==== Source passage
One of Chinatown's most beautiful buildings is the extravagantly decorated China Gate Restaurant. Originally built in 1924 as a Chinese opera house by restaurateur Charlie Louie, the building was converted to the Chinese Garden in 1929 -- a popular speakeasy featuring African American jazz musicians.
Seattle's Chinatown is much like other North American Chinatowns: Filled with history and often depicted as another world in popular movies and books. Writer Eric Liu, in his book The Accidental Asian: Notes of a Native Speaker, comments on North American Chinatowns, writing, "Chinatown...is above all an experience. Firecrackers sputtering like cheap ammunition. The buzz of an alien tongue on every corner. Red-and-gold lanterns, swinging wild neon lettering. Gangsters in black sedans. Roasted birds hanging by their necks behind grimy windows. The waft of vented grease and burnt incense and garbage. The sound of the cook hacking up phlegm as he stir-fries your order. The bent clanging of cymbals, the beating of drums. The undulations, wild and alive, of a great festival dragon....Chinatown is not so much a place as it is a metaphor -- an ideograph -- for all the exotic mystery of the Orient. We don't simply visit Chinatown; we believe in it, as surely we believe in the ghetto or the suburb. We imbue its every peculiarity with meaning and moral import."
A tug-of-war exists between what Chinatown is and isn't. As writer and activist, Peter Kwong, would describe, Chinatown is a nasty and brutish world where immigrants are exploited and forced to work long hours in hot kitchens, and sleep in stifling tenements. Writer Min Zhou describes Chinatown as a new model for Americanization -- an "enclave economy" fueled by Chinese entrepreneurs and workers who haven't fallen into the decadence of the dominant culture. "The difficulty," Liu argues, "is not that the truth lies somewhere in between. It is that the truth lies everywhere in between. There are more Chinatowns than we can identify. Gangster Chinatown, Dim Sum Chinatown, Bootstraps Chinatown, Welfare Chinatown, Hipster Chinatown, Oldster Chinatown, Chinese Chinatown, pan-Asian Chinatown, Chinatown the ghetto, Chinatown the gateway. There are now suburban Chinatowns...places built of free choice, not necessity. There is a Chinatown for every perspective."
========
==== Data records
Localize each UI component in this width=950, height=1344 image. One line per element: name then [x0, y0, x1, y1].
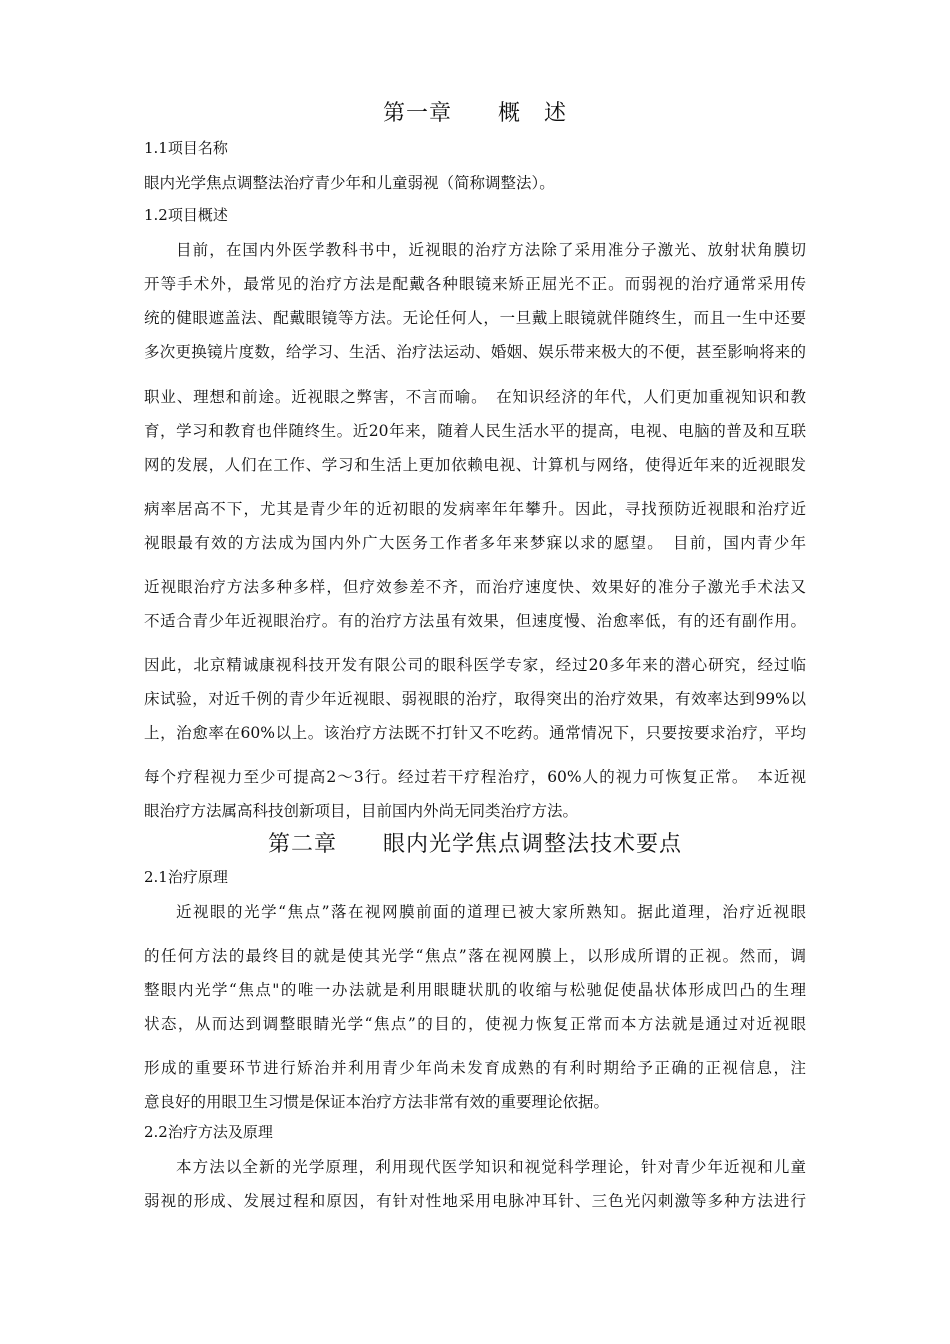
paragraph-line: 意良好的用眼卫生习惯是保证本治疗方法非常有效的重要理论依据。: [144, 1093, 610, 1111]
paragraph-line: 本方法以全新的光学原理，利用现代医学知识和视觉科学理论，针对青少年近视和儿童: [176, 1158, 806, 1176]
paragraph-line: 床试验，对近千例的青少年近视眼、弱视眼的治疗，取得突出的治疗效果，有效率达到99%以: [144, 690, 806, 708]
paragraph-line: 状态，从而达到调整眼睛光学“焦点”的目的，使视力恢复正常而本方法就是通过对近视眼: [144, 1015, 806, 1033]
paragraph-line: 近视眼的光学“焦点”落在视网膜前面的道理已被大家所熟知。据此道理，治疗近视眼: [176, 903, 806, 921]
paragraph-line: 形成的重要环节进行矫治并利用青少年尚未发育成熟的有利时期给予正确的正视信息，注: [144, 1059, 806, 1077]
paragraph-line: 眼治疗方法属高科技创新项目，目前国内外尚无同类治疗方法。: [144, 802, 579, 820]
section-1-1-text: 眼内光学焦点调整法治疗青少年和儿童弱视（简称调整法）。: [144, 174, 555, 192]
paragraph-line: 弱视的形成、发展过程和原因，有针对性地采用电脉冲耳针、三色光闪刺激等多种方法进行: [144, 1192, 806, 1210]
paragraph-line: 整眼内光学“焦点"的唯一办法就是利用眼睫状肌的收缩与松驰促使晶状体形成凹凸的生理: [144, 981, 806, 999]
section-1-1-heading: 1.1项目名称: [144, 139, 228, 157]
chapter-2-title: 第二章 眼内光学焦点调整法技术要点: [267, 832, 682, 857]
paragraph-line: 统的健眼遮盖法、配戴眼镜等方法。无论任何人，一旦戴上眼镜就伴随终生，而且一生中还要: [144, 309, 806, 327]
paragraph-line: 职业、理想和前途。近视眼之弊害，不言而喻。 在知识经济的年代，人们更加重视知识和教: [144, 388, 806, 406]
paragraph-line: 网的发展，人们在工作、学习和生活上更加依赖电视、计算机与网络，使得近年来的近视眼发: [144, 456, 806, 474]
paragraph-line: 上，治愈率在60%以上。该治疗方法既不打针又不吃药。通常情况下，只要按要求治疗，平均: [144, 724, 806, 742]
section-1-2-heading: 1.2项目概述: [144, 206, 228, 224]
paragraph-line: 因此，北京精诚康视科技开发有限公司的眼科医学专家，经过20多年来的潜心研究，经过临: [144, 656, 806, 674]
paragraph-line: 育，学习和教育也伴随终生。近20年来，随着人民生活水平的提高，电视、电脑的普及和互联: [144, 422, 806, 440]
paragraph-line: 目前，在国内外医学教科书中，近视眼的治疗方法除了采用准分子激光、放射状角膜切: [176, 241, 806, 259]
section-2-1-heading: 2.1治疗原理: [144, 868, 228, 886]
paragraph-line: 近视眼治疗方法多种多样，但疗效参差不齐，而治疗速度快、效果好的准分子激光手术法又: [144, 578, 806, 596]
paragraph-line: 的任何方法的最终目的就是使其光学“焦点”落在视网膜上，以形成所谓的正视。然而，调: [144, 947, 806, 965]
section-2-2-heading: 2.2治疗方法及原理: [144, 1123, 273, 1141]
chapter-1-title: 第一章 概 述: [382, 101, 567, 126]
paragraph-line: 多次更换镜片度数，给学习、生活、治疗法运动、婚姻、娱乐带来极大的不便，甚至影响将来的: [144, 343, 806, 361]
paragraph-line: 每个疗程视力至少可提高2～3行。经过若干疗程治疗，60%人的视力可恢复正常。 本近视: [144, 768, 806, 786]
paragraph-line: 不适合青少年近视眼治疗。有的治疗方法虽有效果，但速度慢、治愈率低，有的还有副作用。: [144, 612, 806, 630]
paragraph-line: 开等手术外，最常见的治疗方法是配戴各种眼镜来矫正屈光不正。而弱视的治疗通常采用传: [144, 275, 806, 293]
paragraph-line: 视眼最有效的方法成为国内外广大医务工作者多年来梦寐以求的愿望。 目前，国内青少年: [144, 534, 806, 552]
paragraph-line: 病率居高不下，尤其是青少年的近初眼的发病率年年攀升。因此，寻找预防近视眼和治疗近: [144, 500, 806, 518]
========
__Problems and tasks__
- 1) Condense the paragraph of the Chinatown passage that begins "A tug-of-war exists" into a bulleted list that keeps its main facts.
- 2) According to the Chinatown passage, what was the China Gate Restaurant building originally built as in 1924?

__Exercise answers__
- 1)
- Chinatown is pulled between competing ideas of what it is and isn't.
- Peter Kwong, a writer and activist, sees it as a nasty, brutish world where immigrants are exploited, work long hours in hot kitchens, and sleep in stifling tenements.
- Min Zhou, a writer, sees it as a new model for Americanization: an "enclave economy" driven by Chinese entrepreneurs and workers who haven't fallen into the decadence of the dominant culture.
- Eric Liu argues that the truth lies not somewhere in between but everywhere in between.
- He lists many Chinatowns: Gangster, Dim Sum, Bootstraps, Welfare, Hipster, Oldster, Chinese, pan-Asian, the ghetto, and the gateway.
- He adds that suburban Chinatowns now exist, built by free choice rather than necessity, and that there is a Chinatown for every perspective.

- 2) It was built as a Chinese opera house.